begin

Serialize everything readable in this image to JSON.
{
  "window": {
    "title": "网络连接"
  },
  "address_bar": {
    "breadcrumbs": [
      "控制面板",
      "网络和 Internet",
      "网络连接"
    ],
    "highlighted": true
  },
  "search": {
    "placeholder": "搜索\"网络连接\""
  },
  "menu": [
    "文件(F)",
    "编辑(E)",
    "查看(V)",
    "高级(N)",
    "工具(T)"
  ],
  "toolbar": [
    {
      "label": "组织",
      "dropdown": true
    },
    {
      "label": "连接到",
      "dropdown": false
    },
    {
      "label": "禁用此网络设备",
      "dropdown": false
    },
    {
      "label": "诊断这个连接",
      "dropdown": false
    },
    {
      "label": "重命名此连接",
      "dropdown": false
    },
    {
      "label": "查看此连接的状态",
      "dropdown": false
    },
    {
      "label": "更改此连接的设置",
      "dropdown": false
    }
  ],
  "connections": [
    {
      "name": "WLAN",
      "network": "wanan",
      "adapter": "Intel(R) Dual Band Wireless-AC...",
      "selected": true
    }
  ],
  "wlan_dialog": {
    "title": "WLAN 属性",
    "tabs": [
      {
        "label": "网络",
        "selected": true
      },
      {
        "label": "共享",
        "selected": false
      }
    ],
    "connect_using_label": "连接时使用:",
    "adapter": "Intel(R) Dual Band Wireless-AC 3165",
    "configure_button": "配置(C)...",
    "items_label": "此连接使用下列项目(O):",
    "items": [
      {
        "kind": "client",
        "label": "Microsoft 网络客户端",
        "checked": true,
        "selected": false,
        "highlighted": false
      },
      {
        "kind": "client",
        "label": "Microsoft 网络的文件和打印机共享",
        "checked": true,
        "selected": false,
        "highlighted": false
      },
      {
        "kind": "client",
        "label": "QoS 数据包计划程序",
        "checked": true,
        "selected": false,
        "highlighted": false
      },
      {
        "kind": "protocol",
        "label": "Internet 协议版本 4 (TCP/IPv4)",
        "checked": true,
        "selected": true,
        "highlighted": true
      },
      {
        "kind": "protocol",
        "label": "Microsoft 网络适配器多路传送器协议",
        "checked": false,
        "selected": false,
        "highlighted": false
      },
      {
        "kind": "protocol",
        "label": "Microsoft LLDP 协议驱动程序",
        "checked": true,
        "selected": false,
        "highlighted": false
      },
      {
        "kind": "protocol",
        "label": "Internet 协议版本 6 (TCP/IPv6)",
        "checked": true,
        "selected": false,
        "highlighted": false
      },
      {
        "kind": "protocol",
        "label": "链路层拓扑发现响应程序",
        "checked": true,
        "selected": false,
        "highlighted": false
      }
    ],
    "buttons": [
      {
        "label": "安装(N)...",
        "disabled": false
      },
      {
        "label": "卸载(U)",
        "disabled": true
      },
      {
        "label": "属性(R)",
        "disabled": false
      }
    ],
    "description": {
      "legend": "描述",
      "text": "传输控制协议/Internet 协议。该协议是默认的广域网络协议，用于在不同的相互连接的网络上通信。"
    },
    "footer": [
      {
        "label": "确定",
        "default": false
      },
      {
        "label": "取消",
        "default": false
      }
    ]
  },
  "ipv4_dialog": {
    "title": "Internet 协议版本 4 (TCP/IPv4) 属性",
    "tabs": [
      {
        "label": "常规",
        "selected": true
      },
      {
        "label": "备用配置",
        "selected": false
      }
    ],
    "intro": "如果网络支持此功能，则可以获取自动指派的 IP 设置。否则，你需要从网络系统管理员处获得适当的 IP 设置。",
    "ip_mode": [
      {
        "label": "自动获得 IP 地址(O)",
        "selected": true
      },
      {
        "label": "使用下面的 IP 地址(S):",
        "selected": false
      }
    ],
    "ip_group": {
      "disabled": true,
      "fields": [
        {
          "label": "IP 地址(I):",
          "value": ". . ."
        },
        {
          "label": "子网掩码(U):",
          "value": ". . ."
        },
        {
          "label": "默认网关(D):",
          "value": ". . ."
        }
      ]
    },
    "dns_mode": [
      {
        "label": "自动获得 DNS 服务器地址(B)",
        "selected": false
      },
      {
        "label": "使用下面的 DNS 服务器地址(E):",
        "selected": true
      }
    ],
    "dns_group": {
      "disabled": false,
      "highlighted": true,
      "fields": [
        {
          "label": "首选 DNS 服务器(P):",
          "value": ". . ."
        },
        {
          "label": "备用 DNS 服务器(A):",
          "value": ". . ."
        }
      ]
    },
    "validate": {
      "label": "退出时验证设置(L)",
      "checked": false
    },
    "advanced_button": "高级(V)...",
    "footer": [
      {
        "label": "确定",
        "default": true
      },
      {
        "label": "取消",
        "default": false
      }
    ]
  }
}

end

**EXERCISE**: Faithfully copy every entry, leaving nothing out.

**SOLUTION TO THE EXERCISE**:
Serialize everything readable in this image to JSON.
{
  "window": {
    "title": "网络连接"
  },
  "address_bar": {
    "breadcrumbs": [
      "控制面板",
      "网络和 Internet",
      "网络连接"
    ],
    "highlighted": true
  },
  "search": {
    "placeholder": "搜索\"网络连接\""
  },
  "menu": [
    "文件(F)",
    "编辑(E)",
    "查看(V)",
    "高级(N)",
    "工具(T)"
  ],
  "toolbar": [
    {
      "label": "组织",
      "dropdown": true
    },
    {
      "label": "连接到",
      "dropdown": false
    },
    {
      "label": "禁用此网络设备",
      "dropdown": false
    },
    {
      "label": "诊断这个连接",
      "dropdown": false
    },
    {
      "label": "重命名此连接",
      "dropdown": false
    },
    {
      "label": "查看此连接的状态",
      "dropdown": false
    },
    {
      "label": "更改此连接的设置",
      "dropdown": false
    }
  ],
  "connections": [
    {
      "name": "WLAN",
      "network": "wanan",
      "adapter": "Intel(R) Dual Band Wireless-AC...",
      "selected": true
    }
  ],
  "wlan_dialog": {
    "title": "WLAN 属性",
    "tabs": [
      {
        "label": "网络",
        "selected": true
      },
      {
        "label": "共享",
        "selected": false
      }
    ],
    "connect_using_label": "连接时使用:",
    "adapter": "Intel(R) Dual Band Wireless-AC 3165",
    "configure_button": "配置(C)...",
    "items_label": "此连接使用下列项目(O):",
    "items": [
      {
        "kind": "client",
        "label": "Microsoft 网络客户端",
        "checked": true,
        "selected": false,
        "highlighted": false
      },
      {
        "kind": "client",
        "label": "Microsoft 网络的文件和打印机共享",
        "checked": true,
        "selected": false,
        "highlighted": false
      },
      {
        "kind": "client",
        "label": "QoS 数据包计划程序",
        "checked": true,
        "selected": false,
        "highlighted": false
      },
      {
        "kind": "protocol",
        "label": "Internet 协议版本 4 (TCP/IPv4)",
        "checked": true,
        "selected": true,
        "highlighted": true
      },
      {
        "kind": "protocol",
        "label": "Microsoft 网络适配器多路传送器协议",
        "checked": false,
        "selected": false,
        "highlighted": false
      },
      {
        "kind": "protocol",
        "label": "Microsoft LLDP 协议驱动程序",
        "checked": true,
        "selected": false,
        "highlighted": false
      },
      {
        "kind": "protocol",
        "label": "Internet 协议版本 6 (TCP/IPv6)",
        "checked": true,
        "selected": false,
        "highlighted": false
      },
      {
        "kind": "protocol",
        "label": "链路层拓扑发现响应程序",
        "checked": true,
        "selected": false,
        "highlighted": false
      }
    ],
    "buttons": [
      {
        "label": "安装(N)...",
        "disabled": false
      },
      {
        "label": "卸载(U)",
        "disabled": true
      },
      {
        "label": "属性(R)",
        "disabled": false
      }
    ],
    "description": {
      "legend": "描述",
      "text": "传输控制协议/Internet 协议。该协议是默认的广域网络协议，用于在不同的相互连接的网络上通信。"
    },
    "footer": [
      {
        "label": "确定",
        "default": false
      },
      {
        "label": "取消",
        "default": false
      }
    ]
  },
  "ipv4_dialog": {
    "title": "Internet 协议版本 4 (TCP/IPv4) 属性",
    "tabs": [
      {
        "label": "常规",
        "selected": true
      },
      {
        "label": "备用配置",
        "selected": false
      }
    ],
    "intro": "如果网络支持此功能，则可以获取自动指派的 IP 设置。否则，你需要从网络系统管理员处获得适当的 IP 设置。",
    "ip_mode": [
      {
        "label": "自动获得 IP 地址(O)",
        "selected": true
      },
      {
        "label": "使用下面的 IP 地址(S):",
        "selected": false
      }
    ],
    "ip_group": {
      "disabled": true,
      "fields": [
        {
          "label": "IP 地址(I):",
          "value": ". . ."
        },
        {
          "label": "子网掩码(U):",
          "value": ". . ."
        },
        {
          "label": "默认网关(D):",
          "value": ". . ."
        }
      ]
    },
    "dns_mode": [
      {
        "label": "自动获得 DNS 服务器地址(B)",
        "selected": false
      },
      {
        "label": "使用下面的 DNS 服务器地址(E):",
        "selected": true
      }
    ],
    "dns_group": {
      "disabled": false,
      "highlighted": true,
      "fields": [
        {
          "label": "首选 DNS 服务器(P):",
          "value": ". . ."
        },
        {
          "label": "备用 DNS 服务器(A):",
          "value": ". . ."
        }
      ]
    },
    "validate": {
      "label": "退出时验证设置(L)",
      "checked": false
    },
    "advanced_button": "高级(V)...",
    "footer": [
      {
        "label": "确定",
        "default": true
      },
      {
        "label": "取消",
        "default": false
      }
    ]
  }
}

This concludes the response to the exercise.